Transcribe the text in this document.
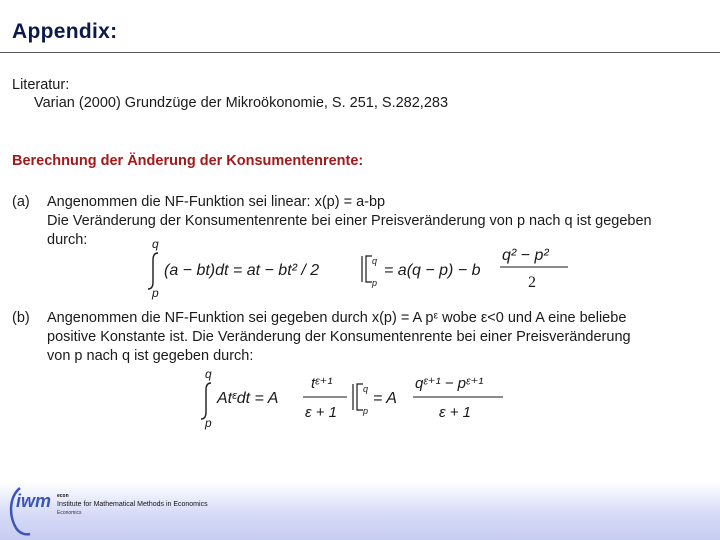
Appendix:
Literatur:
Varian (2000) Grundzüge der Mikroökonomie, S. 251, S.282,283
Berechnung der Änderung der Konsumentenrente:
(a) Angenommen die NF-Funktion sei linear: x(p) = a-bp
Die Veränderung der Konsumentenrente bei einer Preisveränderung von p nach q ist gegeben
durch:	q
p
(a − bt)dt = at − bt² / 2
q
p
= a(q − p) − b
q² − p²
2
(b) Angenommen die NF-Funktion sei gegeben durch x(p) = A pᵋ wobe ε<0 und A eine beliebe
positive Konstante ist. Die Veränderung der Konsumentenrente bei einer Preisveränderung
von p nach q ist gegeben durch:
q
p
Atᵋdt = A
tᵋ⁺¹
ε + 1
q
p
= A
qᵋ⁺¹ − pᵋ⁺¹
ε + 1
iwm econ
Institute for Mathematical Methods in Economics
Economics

_What the exercise asks_:
In the material above, report how many lines hold the word "Konsumentenrente", and add nothing to the figure.

_Solution below_:
3